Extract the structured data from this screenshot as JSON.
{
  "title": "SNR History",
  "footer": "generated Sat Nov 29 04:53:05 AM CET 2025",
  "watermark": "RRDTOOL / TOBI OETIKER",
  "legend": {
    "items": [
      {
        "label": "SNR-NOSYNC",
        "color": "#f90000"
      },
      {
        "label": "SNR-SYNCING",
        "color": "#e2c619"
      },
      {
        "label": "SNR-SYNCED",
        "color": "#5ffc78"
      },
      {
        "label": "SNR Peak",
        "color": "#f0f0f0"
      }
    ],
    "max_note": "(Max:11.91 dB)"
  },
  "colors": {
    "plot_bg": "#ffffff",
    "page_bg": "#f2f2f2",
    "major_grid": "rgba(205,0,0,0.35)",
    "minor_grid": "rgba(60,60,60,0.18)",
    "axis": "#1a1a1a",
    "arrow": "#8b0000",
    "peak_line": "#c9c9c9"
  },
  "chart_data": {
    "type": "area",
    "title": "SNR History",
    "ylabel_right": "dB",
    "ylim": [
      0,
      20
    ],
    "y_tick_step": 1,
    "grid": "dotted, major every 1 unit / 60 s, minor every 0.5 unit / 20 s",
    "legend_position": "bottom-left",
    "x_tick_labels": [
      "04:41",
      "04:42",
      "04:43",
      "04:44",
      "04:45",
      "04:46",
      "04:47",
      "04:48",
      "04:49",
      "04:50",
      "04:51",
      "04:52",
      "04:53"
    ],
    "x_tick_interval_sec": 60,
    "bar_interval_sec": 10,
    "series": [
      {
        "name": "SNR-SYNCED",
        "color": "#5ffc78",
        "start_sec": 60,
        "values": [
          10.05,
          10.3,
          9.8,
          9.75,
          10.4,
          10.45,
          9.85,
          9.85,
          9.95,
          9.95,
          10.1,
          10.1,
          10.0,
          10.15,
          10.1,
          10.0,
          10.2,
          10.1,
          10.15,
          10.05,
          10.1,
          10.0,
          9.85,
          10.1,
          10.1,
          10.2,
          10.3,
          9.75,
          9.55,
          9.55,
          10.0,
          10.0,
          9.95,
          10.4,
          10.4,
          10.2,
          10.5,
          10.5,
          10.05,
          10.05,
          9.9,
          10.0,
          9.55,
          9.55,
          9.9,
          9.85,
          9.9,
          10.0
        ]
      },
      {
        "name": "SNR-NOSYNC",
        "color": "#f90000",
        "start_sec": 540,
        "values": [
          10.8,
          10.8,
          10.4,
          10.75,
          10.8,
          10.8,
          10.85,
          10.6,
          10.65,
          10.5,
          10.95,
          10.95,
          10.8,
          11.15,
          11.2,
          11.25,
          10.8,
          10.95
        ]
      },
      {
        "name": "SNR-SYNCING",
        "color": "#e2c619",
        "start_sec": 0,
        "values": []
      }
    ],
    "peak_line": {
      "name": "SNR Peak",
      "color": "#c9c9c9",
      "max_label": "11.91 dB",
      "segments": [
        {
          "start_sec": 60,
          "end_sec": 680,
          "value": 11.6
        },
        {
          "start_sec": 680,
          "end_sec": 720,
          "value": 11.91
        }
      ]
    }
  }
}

____

Given problem
Set down the entries verbatim, leaving none out.

Answer for this exercise
Extract the structured data from this screenshot as JSON.
{
  "title": "SNR History",
  "footer": "generated Sat Nov 29 04:53:05 AM CET 2025",
  "watermark": "RRDTOOL / TOBI OETIKER",
  "legend": {
    "items": [
      {
        "label": "SNR-NOSYNC",
        "color": "#f90000"
      },
      {
        "label": "SNR-SYNCING",
        "color": "#e2c619"
      },
      {
        "label": "SNR-SYNCED",
        "color": "#5ffc78"
      },
      {
        "label": "SNR Peak",
        "color": "#f0f0f0"
      }
    ],
    "max_note": "(Max:11.91 dB)"
  },
  "colors": {
    "plot_bg": "#ffffff",
    "page_bg": "#f2f2f2",
    "major_grid": "rgba(205,0,0,0.35)",
    "minor_grid": "rgba(60,60,60,0.18)",
    "axis": "#1a1a1a",
    "arrow": "#8b0000",
    "peak_line": "#c9c9c9"
  },
  "chart_data": {
    "type": "area",
    "title": "SNR History",
    "ylabel_right": "dB",
    "ylim": [
      0,
      20
    ],
    "y_tick_step": 1,
    "grid": "dotted, major every 1 unit / 60 s, minor every 0.5 unit / 20 s",
    "legend_position": "bottom-left",
    "x_tick_labels": [
      "04:41",
      "04:42",
      "04:43",
      "04:44",
      "04:45",
      "04:46",
      "04:47",
      "04:48",
      "04:49",
      "04:50",
      "04:51",
      "04:52",
      "04:53"
    ],
    "x_tick_interval_sec": 60,
    "bar_interval_sec": 10,
    "series": [
      {
        "name": "SNR-SYNCED",
        "color": "#5ffc78",
        "start_sec": 60,
        "values": [
          10.05,
          10.3,
          9.8,
          9.75,
          10.4,
          10.45,
          9.85,
          9.85,
          9.95,
          9.95,
          10.1,
          10.1,
          10.0,
          10.15,
          10.1,
          10.0,
          10.2,
          10.1,
          10.15,
          10.05,
          10.1,
          10.0,
          9.85,
          10.1,
          10.1,
          10.2,
          10.3,
          9.75,
          9.55,
          9.55,
          10.0,
          10.0,
          9.95,
          10.4,
          10.4,
          10.2,
          10.5,
          10.5,
          10.05,
          10.05,
          9.9,
          10.0,
          9.55,
          9.55,
          9.9,
          9.85,
          9.9,
          10.0
        ]
      },
      {
        "name": "SNR-NOSYNC",
        "color": "#f90000",
        "start_sec": 540,
        "values": [
          10.8,
          10.8,
          10.4,
          10.75,
          10.8,
          10.8,
          10.85,
          10.6,
          10.65,
          10.5,
          10.95,
          10.95,
          10.8,
          11.15,
          11.2,
          11.25,
          10.8,
          10.95
        ]
      },
      {
        "name": "SNR-SYNCING",
        "color": "#e2c619",
        "start_sec": 0,
        "values": []
      }
    ],
    "peak_line": {
      "name": "SNR Peak",
      "color": "#c9c9c9",
      "max_label": "11.91 dB",
      "segments": [
        {
          "start_sec": 60,
          "end_sec": 680,
          "value": 11.6
        },
        {
          "start_sec": 680,
          "end_sec": 720,
          "value": 11.91
        }
      ]
    }
  }
}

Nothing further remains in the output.